┌─ DATASET

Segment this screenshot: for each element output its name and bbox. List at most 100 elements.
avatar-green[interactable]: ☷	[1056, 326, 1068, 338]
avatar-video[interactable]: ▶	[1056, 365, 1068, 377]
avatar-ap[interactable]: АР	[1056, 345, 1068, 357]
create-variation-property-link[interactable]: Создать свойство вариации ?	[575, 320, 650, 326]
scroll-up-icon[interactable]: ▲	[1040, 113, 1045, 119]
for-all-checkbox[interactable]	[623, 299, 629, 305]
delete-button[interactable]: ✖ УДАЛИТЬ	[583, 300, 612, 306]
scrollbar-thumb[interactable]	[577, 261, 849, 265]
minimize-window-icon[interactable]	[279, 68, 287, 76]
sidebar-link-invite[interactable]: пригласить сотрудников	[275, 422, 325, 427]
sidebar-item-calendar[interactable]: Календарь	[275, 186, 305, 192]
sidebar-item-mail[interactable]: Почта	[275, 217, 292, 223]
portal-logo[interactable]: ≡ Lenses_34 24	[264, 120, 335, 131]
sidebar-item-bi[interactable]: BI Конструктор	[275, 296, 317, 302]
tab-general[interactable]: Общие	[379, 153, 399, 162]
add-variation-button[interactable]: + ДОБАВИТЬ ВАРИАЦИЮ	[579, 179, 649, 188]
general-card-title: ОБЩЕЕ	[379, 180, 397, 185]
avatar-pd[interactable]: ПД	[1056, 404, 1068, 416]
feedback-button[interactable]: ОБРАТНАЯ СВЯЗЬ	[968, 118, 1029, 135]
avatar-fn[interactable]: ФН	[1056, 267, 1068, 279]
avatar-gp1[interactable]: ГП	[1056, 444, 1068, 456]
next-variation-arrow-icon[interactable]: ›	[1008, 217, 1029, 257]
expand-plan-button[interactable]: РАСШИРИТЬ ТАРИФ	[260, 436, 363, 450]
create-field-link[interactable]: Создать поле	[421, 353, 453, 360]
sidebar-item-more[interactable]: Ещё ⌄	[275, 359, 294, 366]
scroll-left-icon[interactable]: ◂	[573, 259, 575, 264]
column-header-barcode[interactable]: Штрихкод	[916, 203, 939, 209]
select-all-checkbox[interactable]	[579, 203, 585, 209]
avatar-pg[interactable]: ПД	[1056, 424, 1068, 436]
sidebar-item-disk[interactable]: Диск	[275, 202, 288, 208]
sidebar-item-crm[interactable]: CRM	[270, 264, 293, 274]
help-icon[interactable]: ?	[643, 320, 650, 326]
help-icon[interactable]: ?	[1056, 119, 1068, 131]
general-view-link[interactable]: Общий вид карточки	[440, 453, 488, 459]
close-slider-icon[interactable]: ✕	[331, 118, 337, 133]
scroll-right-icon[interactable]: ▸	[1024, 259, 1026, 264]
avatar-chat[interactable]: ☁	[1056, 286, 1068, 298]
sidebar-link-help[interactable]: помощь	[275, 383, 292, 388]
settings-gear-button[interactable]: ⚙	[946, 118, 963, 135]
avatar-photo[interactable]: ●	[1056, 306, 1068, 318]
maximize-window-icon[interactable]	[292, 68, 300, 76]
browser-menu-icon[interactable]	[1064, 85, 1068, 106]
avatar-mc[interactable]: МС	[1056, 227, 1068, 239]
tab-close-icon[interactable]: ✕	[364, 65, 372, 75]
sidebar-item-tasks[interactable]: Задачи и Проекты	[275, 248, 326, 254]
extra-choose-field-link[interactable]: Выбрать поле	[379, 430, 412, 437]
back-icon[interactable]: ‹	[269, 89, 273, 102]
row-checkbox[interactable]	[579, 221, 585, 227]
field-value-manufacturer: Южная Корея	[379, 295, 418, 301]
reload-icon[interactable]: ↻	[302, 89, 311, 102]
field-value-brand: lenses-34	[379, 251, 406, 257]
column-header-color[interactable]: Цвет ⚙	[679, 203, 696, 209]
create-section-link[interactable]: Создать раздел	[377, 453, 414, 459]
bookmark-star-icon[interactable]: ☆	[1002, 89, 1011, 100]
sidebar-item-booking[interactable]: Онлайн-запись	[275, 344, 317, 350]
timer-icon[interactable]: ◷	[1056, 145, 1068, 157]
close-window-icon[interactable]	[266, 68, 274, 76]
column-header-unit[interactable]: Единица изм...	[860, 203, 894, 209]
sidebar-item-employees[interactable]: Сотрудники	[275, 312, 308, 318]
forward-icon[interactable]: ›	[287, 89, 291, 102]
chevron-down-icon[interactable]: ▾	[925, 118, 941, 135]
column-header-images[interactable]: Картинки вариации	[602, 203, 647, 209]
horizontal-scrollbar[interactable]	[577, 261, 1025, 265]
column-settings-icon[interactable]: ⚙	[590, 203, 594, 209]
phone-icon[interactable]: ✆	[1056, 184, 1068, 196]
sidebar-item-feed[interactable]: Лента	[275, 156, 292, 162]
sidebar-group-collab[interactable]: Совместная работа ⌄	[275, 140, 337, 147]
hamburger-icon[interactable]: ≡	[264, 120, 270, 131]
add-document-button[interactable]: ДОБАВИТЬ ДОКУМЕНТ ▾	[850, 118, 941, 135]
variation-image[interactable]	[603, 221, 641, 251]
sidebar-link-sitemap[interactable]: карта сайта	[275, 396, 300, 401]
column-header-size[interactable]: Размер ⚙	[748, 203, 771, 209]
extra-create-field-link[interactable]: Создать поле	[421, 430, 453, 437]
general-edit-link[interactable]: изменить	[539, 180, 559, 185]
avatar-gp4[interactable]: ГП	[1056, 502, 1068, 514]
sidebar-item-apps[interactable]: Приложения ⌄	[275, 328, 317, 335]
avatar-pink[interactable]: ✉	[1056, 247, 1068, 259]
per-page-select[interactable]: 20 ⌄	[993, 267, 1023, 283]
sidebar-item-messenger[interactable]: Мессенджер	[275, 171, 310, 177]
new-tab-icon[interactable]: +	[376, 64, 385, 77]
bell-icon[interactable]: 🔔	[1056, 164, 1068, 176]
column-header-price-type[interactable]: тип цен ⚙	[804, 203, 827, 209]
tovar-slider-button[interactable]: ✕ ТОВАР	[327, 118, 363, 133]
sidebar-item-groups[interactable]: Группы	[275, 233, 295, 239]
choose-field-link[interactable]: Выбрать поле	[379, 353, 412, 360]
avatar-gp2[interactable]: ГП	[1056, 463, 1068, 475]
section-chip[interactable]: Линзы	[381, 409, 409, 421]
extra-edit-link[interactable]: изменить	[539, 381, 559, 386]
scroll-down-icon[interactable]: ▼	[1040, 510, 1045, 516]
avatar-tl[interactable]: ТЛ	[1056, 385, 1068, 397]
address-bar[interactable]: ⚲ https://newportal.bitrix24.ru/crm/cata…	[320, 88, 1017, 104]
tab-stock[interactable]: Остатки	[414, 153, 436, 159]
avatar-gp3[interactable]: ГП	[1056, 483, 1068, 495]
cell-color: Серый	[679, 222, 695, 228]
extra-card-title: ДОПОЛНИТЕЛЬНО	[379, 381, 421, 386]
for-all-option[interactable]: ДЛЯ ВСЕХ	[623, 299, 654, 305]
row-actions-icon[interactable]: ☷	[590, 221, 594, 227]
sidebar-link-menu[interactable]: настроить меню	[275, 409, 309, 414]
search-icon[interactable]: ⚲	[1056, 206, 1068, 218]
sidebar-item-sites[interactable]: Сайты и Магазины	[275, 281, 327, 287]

└─

§ EXERCISE BRIEF
Extract every line from the source records above and reproduce each one verbatim, without any changes.

§ WRITTEN RESPONSE
Segment this screenshot: for each element output its name and bbox. List at most 100 elements.
avatar-green[interactable]: ☷	[1056, 326, 1068, 338]
avatar-video[interactable]: ▶	[1056, 365, 1068, 377]
avatar-ap[interactable]: АР	[1056, 345, 1068, 357]
create-variation-property-link[interactable]: Создать свойство вариации ?	[575, 320, 650, 326]
scroll-up-icon[interactable]: ▲	[1040, 113, 1045, 119]
for-all-checkbox[interactable]	[623, 299, 629, 305]
delete-button[interactable]: ✖ УДАЛИТЬ	[583, 300, 612, 306]
scrollbar-thumb[interactable]	[577, 261, 849, 265]
minimize-window-icon[interactable]	[279, 68, 287, 76]
sidebar-link-invite[interactable]: пригласить сотрудников	[275, 422, 325, 427]
sidebar-item-calendar[interactable]: Календарь	[275, 186, 305, 192]
sidebar-item-mail[interactable]: Почта	[275, 217, 292, 223]
portal-logo[interactable]: ≡ Lenses_34 24	[264, 120, 335, 131]
sidebar-item-bi[interactable]: BI Конструктор	[275, 296, 317, 302]
tab-general[interactable]: Общие	[379, 153, 399, 162]
add-variation-button[interactable]: + ДОБАВИТЬ ВАРИАЦИЮ	[579, 179, 649, 188]
general-card-title: ОБЩЕЕ	[379, 180, 397, 185]
avatar-pd[interactable]: ПД	[1056, 404, 1068, 416]
feedback-button[interactable]: ОБРАТНАЯ СВЯЗЬ	[968, 118, 1029, 135]
avatar-fn[interactable]: ФН	[1056, 267, 1068, 279]
avatar-gp1[interactable]: ГП	[1056, 444, 1068, 456]
next-variation-arrow-icon[interactable]: ›	[1008, 217, 1029, 257]
expand-plan-button[interactable]: РАСШИРИТЬ ТАРИФ	[260, 436, 363, 450]
create-field-link[interactable]: Создать поле	[421, 353, 453, 360]
sidebar-item-more[interactable]: Ещё ⌄	[275, 359, 294, 366]
scroll-left-icon[interactable]: ◂	[573, 259, 575, 264]
column-header-barcode[interactable]: Штрихкод	[916, 203, 939, 209]
select-all-checkbox[interactable]	[579, 203, 585, 209]
avatar-pg[interactable]: ПД	[1056, 424, 1068, 436]
sidebar-item-disk[interactable]: Диск	[275, 202, 288, 208]
sidebar-item-crm[interactable]: CRM	[270, 264, 293, 274]
help-icon[interactable]: ?	[643, 320, 650, 326]
help-icon[interactable]: ?	[1056, 119, 1068, 131]
general-view-link[interactable]: Общий вид карточки	[440, 453, 488, 459]
close-slider-icon[interactable]: ✕	[331, 118, 337, 133]
scroll-right-icon[interactable]: ▸	[1024, 259, 1026, 264]
avatar-chat[interactable]: ☁	[1056, 286, 1068, 298]
sidebar-link-help[interactable]: помощь	[275, 383, 292, 388]
settings-gear-button[interactable]: ⚙	[946, 118, 963, 135]
avatar-photo[interactable]: ●	[1056, 306, 1068, 318]
maximize-window-icon[interactable]	[292, 68, 300, 76]
browser-menu-icon[interactable]	[1064, 85, 1068, 106]
avatar-mc[interactable]: МС	[1056, 227, 1068, 239]
tab-close-icon[interactable]: ✕	[364, 65, 372, 75]
sidebar-item-tasks[interactable]: Задачи и Проекты	[275, 248, 326, 254]
extra-choose-field-link[interactable]: Выбрать поле	[379, 430, 412, 437]
back-icon[interactable]: ‹	[269, 89, 273, 102]
row-checkbox[interactable]	[579, 221, 585, 227]
field-value-manufacturer: Южная Корея	[379, 295, 418, 301]
reload-icon[interactable]: ↻	[302, 89, 311, 102]
field-value-brand: lenses-34	[379, 251, 406, 257]
column-header-color[interactable]: Цвет ⚙	[679, 203, 696, 209]
create-section-link[interactable]: Создать раздел	[377, 453, 414, 459]
bookmark-star-icon[interactable]: ☆	[1002, 89, 1011, 100]
sidebar-item-booking[interactable]: Онлайн-запись	[275, 344, 317, 350]
timer-icon[interactable]: ◷	[1056, 145, 1068, 157]
close-window-icon[interactable]	[266, 68, 274, 76]
column-header-unit[interactable]: Единица изм...	[860, 203, 894, 209]
sidebar-item-employees[interactable]: Сотрудники	[275, 312, 308, 318]
forward-icon[interactable]: ›	[287, 89, 291, 102]
chevron-down-icon[interactable]: ▾	[925, 118, 941, 135]
column-header-images[interactable]: Картинки вариации	[602, 203, 647, 209]
horizontal-scrollbar[interactable]	[577, 261, 1025, 265]
column-settings-icon[interactable]: ⚙	[590, 203, 594, 209]
phone-icon[interactable]: ✆	[1056, 184, 1068, 196]
sidebar-item-feed[interactable]: Лента	[275, 156, 292, 162]
sidebar-group-collab[interactable]: Совместная работа ⌄	[275, 140, 337, 147]
hamburger-icon[interactable]: ≡	[264, 120, 270, 131]
add-document-button[interactable]: ДОБАВИТЬ ДОКУМЕНТ ▾	[850, 118, 941, 135]
variation-image[interactable]	[603, 221, 641, 251]
sidebar-link-sitemap[interactable]: карта сайта	[275, 396, 300, 401]
column-header-size[interactable]: Размер ⚙	[748, 203, 771, 209]
extra-create-field-link[interactable]: Создать поле	[421, 430, 453, 437]
general-edit-link[interactable]: изменить	[539, 180, 559, 185]
avatar-gp4[interactable]: ГП	[1056, 502, 1068, 514]
sidebar-item-apps[interactable]: Приложения ⌄	[275, 328, 317, 335]
avatar-pink[interactable]: ✉	[1056, 247, 1068, 259]
per-page-select[interactable]: 20 ⌄	[993, 267, 1023, 283]
sidebar-item-messenger[interactable]: Мессенджер	[275, 171, 310, 177]
new-tab-icon[interactable]: +	[376, 64, 385, 77]
bell-icon[interactable]: 🔔	[1056, 164, 1068, 176]
column-header-price-type[interactable]: тип цен ⚙	[804, 203, 827, 209]
tovar-slider-button[interactable]: ✕ ТОВАР	[327, 118, 363, 133]
sidebar-item-groups[interactable]: Группы	[275, 233, 295, 239]
choose-field-link[interactable]: Выбрать поле	[379, 353, 412, 360]
avatar-gp2[interactable]: ГП	[1056, 463, 1068, 475]
section-chip[interactable]: Линзы	[381, 409, 409, 421]
extra-edit-link[interactable]: изменить	[539, 381, 559, 386]
scroll-down-icon[interactable]: ▼	[1040, 510, 1045, 516]
avatar-tl[interactable]: ТЛ	[1056, 385, 1068, 397]
address-bar[interactable]: ⚲ https://newportal.bitrix24.ru/crm/cata…	[320, 88, 1017, 104]
tab-stock[interactable]: Остатки	[414, 153, 436, 159]
avatar-gp3[interactable]: ГП	[1056, 483, 1068, 495]
cell-color: Серый	[679, 222, 695, 228]
extra-card-title: ДОПОЛНИТЕЛЬНО	[379, 381, 421, 386]
for-all-option[interactable]: ДЛЯ ВСЕХ	[623, 299, 654, 305]
row-actions-icon[interactable]: ☷	[590, 221, 594, 227]
sidebar-link-menu[interactable]: настроить меню	[275, 409, 309, 414]
search-icon[interactable]: ⚲	[1056, 206, 1068, 218]
sidebar-item-sites[interactable]: Сайты и Магазины	[275, 281, 327, 287]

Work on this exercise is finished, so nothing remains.